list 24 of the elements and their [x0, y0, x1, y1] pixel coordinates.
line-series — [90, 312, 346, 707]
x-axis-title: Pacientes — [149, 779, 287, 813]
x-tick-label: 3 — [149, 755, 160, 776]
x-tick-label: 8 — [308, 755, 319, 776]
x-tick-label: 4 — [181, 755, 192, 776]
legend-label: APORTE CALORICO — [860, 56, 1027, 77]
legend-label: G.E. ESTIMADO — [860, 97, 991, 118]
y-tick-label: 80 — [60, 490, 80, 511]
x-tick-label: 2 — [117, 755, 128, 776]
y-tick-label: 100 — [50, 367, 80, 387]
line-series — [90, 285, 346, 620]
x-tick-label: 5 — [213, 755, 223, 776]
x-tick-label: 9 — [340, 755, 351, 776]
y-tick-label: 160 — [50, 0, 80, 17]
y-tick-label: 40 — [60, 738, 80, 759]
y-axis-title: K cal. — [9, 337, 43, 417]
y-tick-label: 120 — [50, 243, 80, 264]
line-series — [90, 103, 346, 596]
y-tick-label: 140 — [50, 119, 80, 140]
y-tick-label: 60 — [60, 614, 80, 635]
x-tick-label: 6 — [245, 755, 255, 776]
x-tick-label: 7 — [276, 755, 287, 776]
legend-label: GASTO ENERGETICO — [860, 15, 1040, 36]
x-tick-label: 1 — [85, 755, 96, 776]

======

- Problem requirements -
Count the rows above that contain the string "line", treating uppercase and lowercase letters as different. Give only the number.

- Task output -
3